** Supplied material follows **
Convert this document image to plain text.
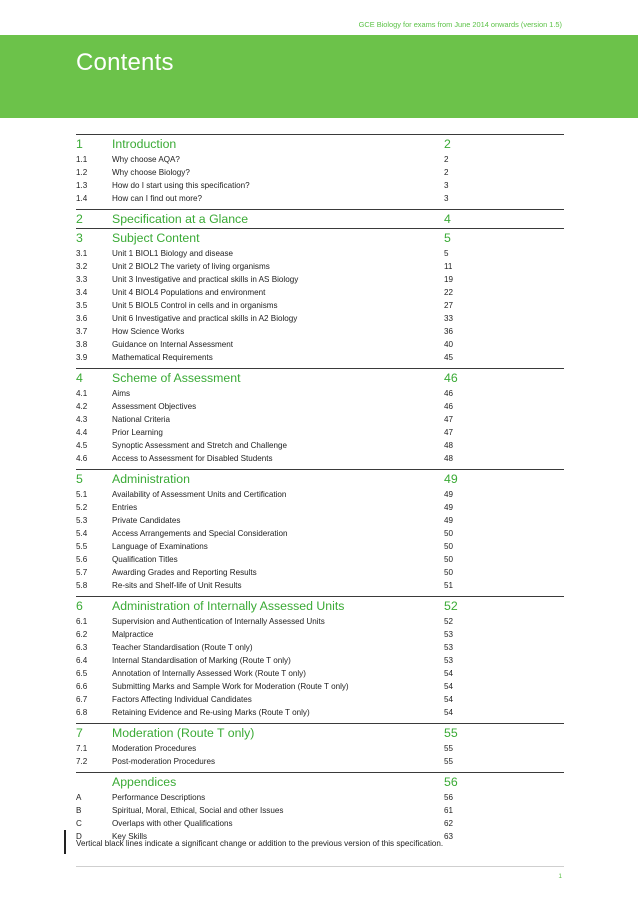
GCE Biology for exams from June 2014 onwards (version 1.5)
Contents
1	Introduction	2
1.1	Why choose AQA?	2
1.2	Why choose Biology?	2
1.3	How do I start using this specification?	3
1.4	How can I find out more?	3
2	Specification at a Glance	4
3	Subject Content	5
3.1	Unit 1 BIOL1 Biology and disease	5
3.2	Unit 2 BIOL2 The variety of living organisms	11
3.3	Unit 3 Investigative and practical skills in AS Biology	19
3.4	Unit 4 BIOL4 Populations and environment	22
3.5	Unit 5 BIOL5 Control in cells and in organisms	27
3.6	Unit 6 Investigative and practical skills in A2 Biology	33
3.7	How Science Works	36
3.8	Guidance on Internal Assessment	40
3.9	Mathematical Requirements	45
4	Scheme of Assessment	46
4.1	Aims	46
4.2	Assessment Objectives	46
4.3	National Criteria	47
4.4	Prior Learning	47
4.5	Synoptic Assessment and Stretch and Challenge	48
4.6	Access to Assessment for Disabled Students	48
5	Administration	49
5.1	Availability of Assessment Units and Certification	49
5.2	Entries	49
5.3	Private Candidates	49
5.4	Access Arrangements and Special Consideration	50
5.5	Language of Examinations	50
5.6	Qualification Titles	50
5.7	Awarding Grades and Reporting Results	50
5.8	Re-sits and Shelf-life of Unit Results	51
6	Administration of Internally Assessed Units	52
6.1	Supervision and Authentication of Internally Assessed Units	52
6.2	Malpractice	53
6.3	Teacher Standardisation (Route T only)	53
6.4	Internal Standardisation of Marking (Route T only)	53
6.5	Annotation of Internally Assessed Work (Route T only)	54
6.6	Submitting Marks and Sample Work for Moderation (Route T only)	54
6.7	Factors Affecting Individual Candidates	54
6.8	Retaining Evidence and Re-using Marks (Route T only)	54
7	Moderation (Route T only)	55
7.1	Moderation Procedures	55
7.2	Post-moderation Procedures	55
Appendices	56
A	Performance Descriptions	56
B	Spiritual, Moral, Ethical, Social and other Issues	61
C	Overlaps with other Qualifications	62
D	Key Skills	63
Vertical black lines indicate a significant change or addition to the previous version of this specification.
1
** End of Supplied material **
• **Exercise prompt**:
Each line of the data needs to be output exactly, with any image excluded.

• **Result below**:
Convert this document image to plain text.
GCE Biology for exams from June 2014 onwards (version 1.5)
Contents
1	Introduction	2
1.1	Why choose AQA?	2
1.2	Why choose Biology?	2
1.3	How do I start using this specification?	3
1.4	How can I find out more?	3
2	Specification at a Glance	4
3	Subject Content	5
3.1	Unit 1 BIOL1 Biology and disease	5
3.2	Unit 2 BIOL2 The variety of living organisms	11
3.3	Unit 3 Investigative and practical skills in AS Biology	19
3.4	Unit 4 BIOL4 Populations and environment	22
3.5	Unit 5 BIOL5 Control in cells and in organisms	27
3.6	Unit 6 Investigative and practical skills in A2 Biology	33
3.7	How Science Works	36
3.8	Guidance on Internal Assessment	40
3.9	Mathematical Requirements	45
4	Scheme of Assessment	46
4.1	Aims	46
4.2	Assessment Objectives	46
4.3	National Criteria	47
4.4	Prior Learning	47
4.5	Synoptic Assessment and Stretch and Challenge	48
4.6	Access to Assessment for Disabled Students	48
5	Administration	49
5.1	Availability of Assessment Units and Certification	49
5.2	Entries	49
5.3	Private Candidates	49
5.4	Access Arrangements and Special Consideration	50
5.5	Language of Examinations	50
5.6	Qualification Titles	50
5.7	Awarding Grades and Reporting Results	50
5.8	Re-sits and Shelf-life of Unit Results	51
6	Administration of Internally Assessed Units	52
6.1	Supervision and Authentication of Internally Assessed Units	52
6.2	Malpractice	53
6.3	Teacher Standardisation (Route T only)	53
6.4	Internal Standardisation of Marking (Route T only)	53
6.5	Annotation of Internally Assessed Work (Route T only)	54
6.6	Submitting Marks and Sample Work for Moderation (Route T only)	54
6.7	Factors Affecting Individual Candidates	54
6.8	Retaining Evidence and Re-using Marks (Route T only)	54
7	Moderation (Route T only)	55
7.1	Moderation Procedures	55
7.2	Post-moderation Procedures	55
Appendices	56
A	Performance Descriptions	56
B	Spiritual, Moral, Ethical, Social and other Issues	61
C	Overlaps with other Qualifications	62
D	Key Skills	63
Vertical black lines indicate a significant change or addition to the previous version of this specification.
1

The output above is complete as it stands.